A run of records
-=-=-
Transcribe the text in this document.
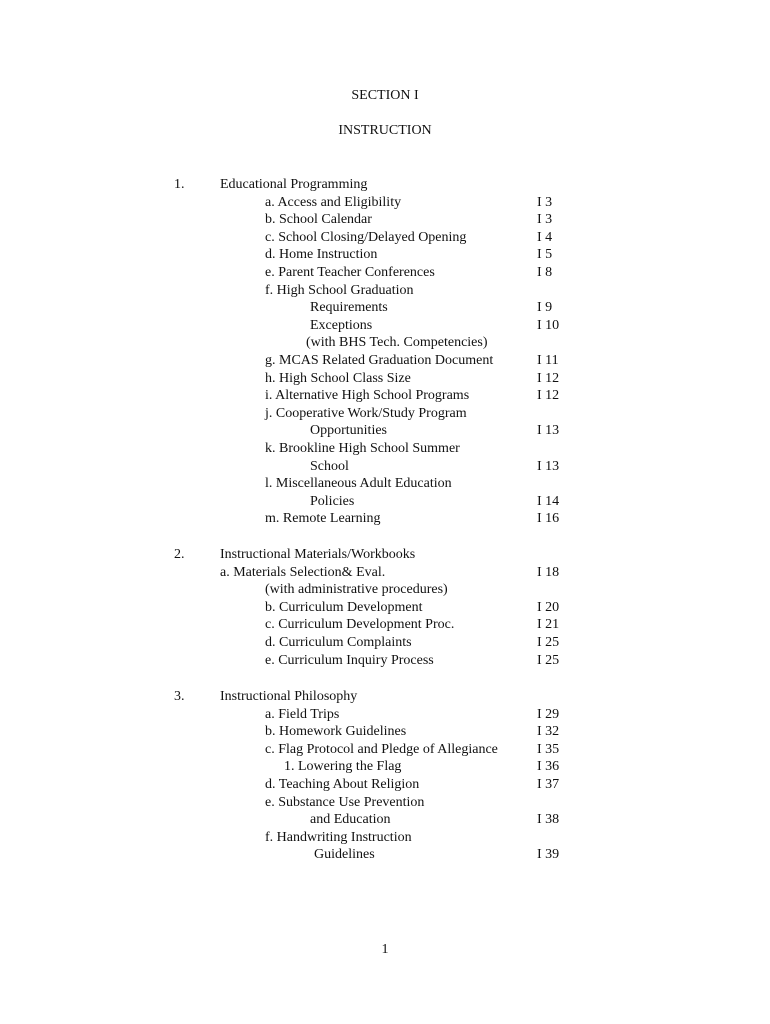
SECTION I
INSTRUCTION
1.	Educational Programming
a. Access and Eligibility	I 3
b. School Calendar	I 3
c. School Closing/Delayed Opening	I 4
d. Home Instruction	I 5
e. Parent Teacher Conferences	I 8
f. High School Graduation
Requirements	I 9
Exceptions	I 10
(with BHS Tech. Competencies)
g. MCAS Related Graduation Document	I 11
h. High School Class Size	I 12
i. Alternative High School Programs	I 12
j. Cooperative Work/Study Program
Opportunities	I 13
k. Brookline High School Summer
School	I 13
l. Miscellaneous Adult Education
Policies	I 14
m. Remote Learning	I 16
2.	Instructional Materials/Workbooks
a. Materials Selection& Eval.	I 18
(with administrative procedures)
b. Curriculum Development	I 20
c. Curriculum Development Proc.	I 21
d. Curriculum Complaints	I 25
e. Curriculum Inquiry Process	I 25
3.	Instructional Philosophy
a. Field Trips	I 29
b. Homework Guidelines	I 32
c. Flag Protocol and Pledge of Allegiance	I 35
1. Lowering the Flag	I 36
d. Teaching About Religion	I 37
e. Substance Use Prevention
and Education	I 38
f. Handwriting Instruction
Guidelines	I 39
1
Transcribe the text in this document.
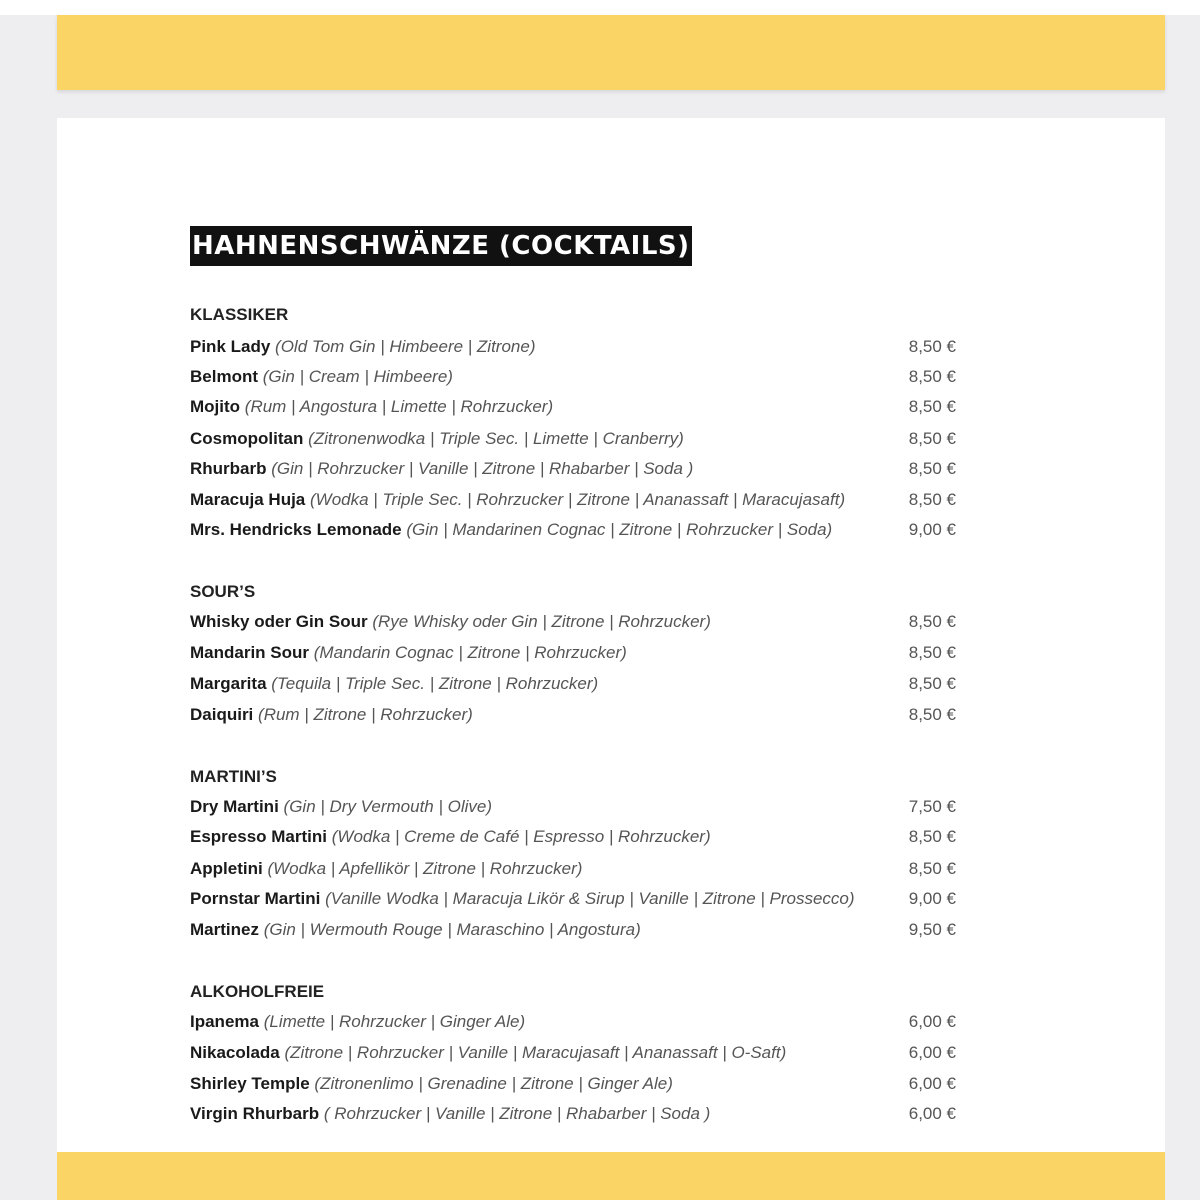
HAHNENSCHWÄNZE (COCKTAILS)
KLASSIKER
Pink Lady (Old Tom Gin | Himbeere | Zitrone)	8,50 €
Belmont (Gin | Cream | Himbeere)	8,50 €
Mojito (Rum | Angostura | Limette | Rohrzucker)	8,50 €
Cosmopolitan (Zitronenwodka | Triple Sec. | Limette | Cranberry)	8,50 €
Rhurbarb (Gin | Rohrzucker | Vanille | Zitrone | Rhabarber | Soda )	8,50 €
Maracuja Huja (Wodka | Triple Sec. | Rohrzucker | Zitrone | Ananassaft | Maracujasaft)	8,50 €
Mrs. Hendricks Lemonade (Gin | Mandarinen Cognac | Zitrone | Rohrzucker | Soda)	9,00 €
SOUR’S
Whisky oder Gin Sour (Rye Whisky oder Gin | Zitrone | Rohrzucker)	8,50 €
Mandarin Sour (Mandarin Cognac | Zitrone | Rohrzucker)	8,50 €
Margarita (Tequila | Triple Sec. | Zitrone | Rohrzucker)	8,50 €
Daiquiri (Rum | Zitrone | Rohrzucker)	8,50 €
MARTINI’S
Dry Martini (Gin | Dry Vermouth | Olive)	7,50 €
Espresso Martini (Wodka | Creme de Café | Espresso | Rohrzucker)	8,50 €
Appletini (Wodka | Apfellikör | Zitrone | Rohrzucker)	8,50 €
Pornstar Martini (Vanille Wodka | Maracuja Likör & Sirup | Vanille | Zitrone | Prossecco)	9,00 €
Martinez (Gin | Wermouth Rouge | Maraschino | Angostura)	9,50 €
ALKOHOLFREIE
Ipanema (Limette | Rohrzucker | Ginger Ale)	6,00 €
Nikacolada (Zitrone | Rohrzucker | Vanille | Maracujasaft | Ananassaft | O-Saft)	6,00 €
Shirley Temple (Zitronenlimo | Grenadine | Zitrone | Ginger Ale)	6,00 €
Virgin Rhurbarb ( Rohrzucker | Vanille | Zitrone | Rhabarber | Soda )	6,00 €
-=-=-
Direction: State how many lines of the records hold the string "Guidelines", and nothing else.

Written solution: 2